### [Problem details]
Note how many lines hold "JSON" and report that number by itself.
━━━━━ Available records ━━━━━
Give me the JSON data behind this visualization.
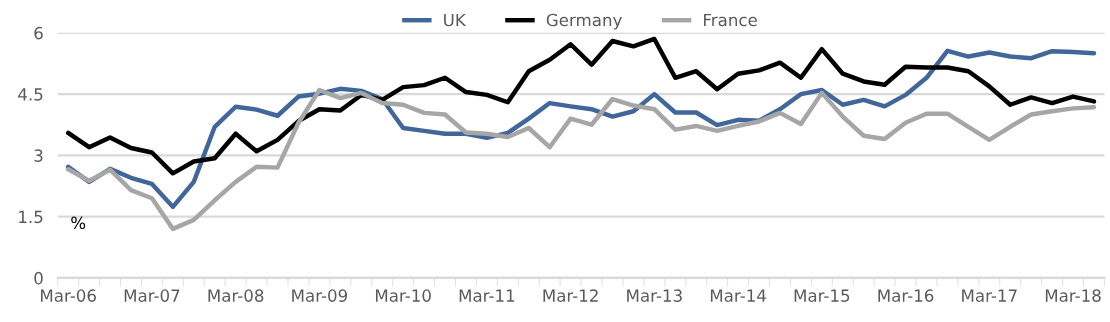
{
  "chart_data": {
    "type": "line",
    "categories": [
      "Mar-06",
      null,
      null,
      null,
      "Mar-07",
      null,
      null,
      null,
      "Mar-08",
      null,
      null,
      null,
      "Mar-09",
      null,
      null,
      null,
      "Mar-10",
      null,
      null,
      null,
      "Mar-11",
      null,
      null,
      null,
      "Mar-12",
      null,
      null,
      null,
      "Mar-13",
      null,
      null,
      null,
      "Mar-14",
      null,
      null,
      null,
      "Mar-15",
      null,
      null,
      null,
      "Mar-16",
      null,
      null,
      null,
      "Mar-17",
      null,
      null,
      null,
      "Mar-18",
      null
    ],
    "series": [
      {
        "name": "UK",
        "color": "#41669a",
        "values": [
          2.72,
          2.35,
          2.67,
          2.45,
          2.3,
          1.74,
          2.35,
          3.7,
          4.19,
          4.12,
          3.97,
          4.44,
          4.51,
          4.63,
          4.58,
          4.38,
          3.67,
          3.6,
          3.53,
          3.53,
          3.43,
          3.55,
          3.9,
          4.28,
          4.2,
          4.13,
          3.95,
          4.08,
          4.5,
          4.05,
          4.05,
          3.74,
          3.87,
          3.85,
          4.13,
          4.5,
          4.6,
          4.24,
          4.36,
          4.2,
          4.48,
          4.9,
          5.56,
          5.42,
          5.52,
          5.42,
          5.38,
          5.55,
          5.53,
          5.5
        ]
      },
      {
        "name": "Germany",
        "color": "#000000",
        "values": [
          3.55,
          3.2,
          3.44,
          3.18,
          3.07,
          2.56,
          2.85,
          2.93,
          3.53,
          3.1,
          3.38,
          3.84,
          4.13,
          4.1,
          4.48,
          4.36,
          4.67,
          4.72,
          4.9,
          4.55,
          4.48,
          4.3,
          5.06,
          5.34,
          5.72,
          5.22,
          5.8,
          5.67,
          5.85,
          4.9,
          5.06,
          4.62,
          5.0,
          5.08,
          5.27,
          4.9,
          5.6,
          5.0,
          4.81,
          4.73,
          5.17,
          5.15,
          5.15,
          5.06,
          4.69,
          4.24,
          4.42,
          4.28,
          4.44,
          4.32
        ]
      },
      {
        "name": "France",
        "color": "#a6a6a6",
        "values": [
          2.66,
          2.38,
          2.65,
          2.15,
          1.95,
          1.2,
          1.42,
          1.9,
          2.35,
          2.72,
          2.7,
          3.8,
          4.6,
          4.4,
          4.53,
          4.28,
          4.24,
          4.04,
          4.0,
          3.56,
          3.53,
          3.45,
          3.67,
          3.2,
          3.9,
          3.75,
          4.38,
          4.22,
          4.13,
          3.63,
          3.72,
          3.6,
          3.72,
          3.83,
          4.04,
          3.77,
          4.53,
          3.95,
          3.48,
          3.4,
          3.8,
          4.02,
          4.02,
          3.7,
          3.38,
          3.7,
          4.0,
          4.08,
          4.15,
          4.18
        ]
      }
    ],
    "ylim": [
      0,
      6
    ],
    "yticks": [
      0,
      1.5,
      3,
      4.5,
      6
    ],
    "grid": "y",
    "legend": "top",
    "line_style": "solid",
    "marker": "none",
    "annotations": [
      "%"
    ]
  }
}
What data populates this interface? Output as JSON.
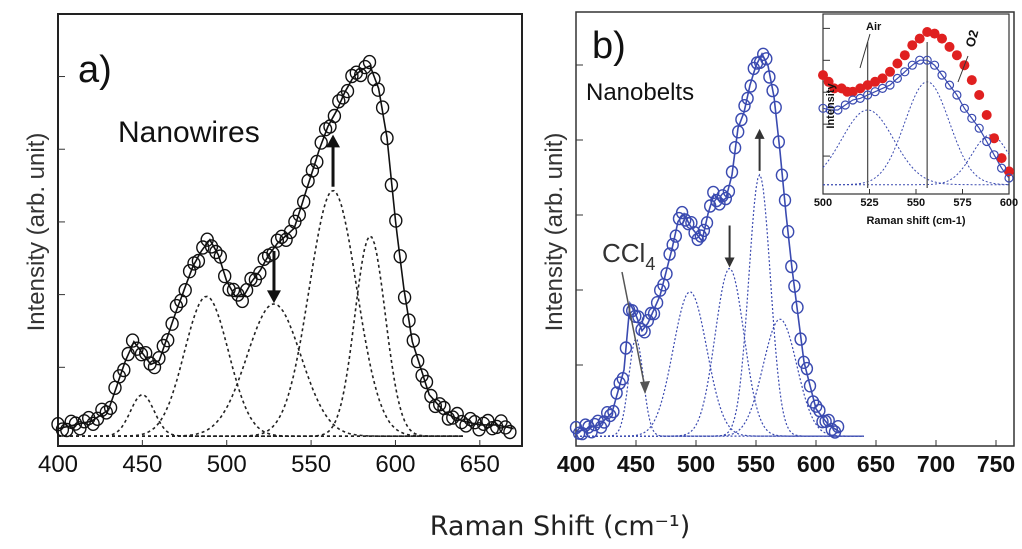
━━━━━
### [Task response]
2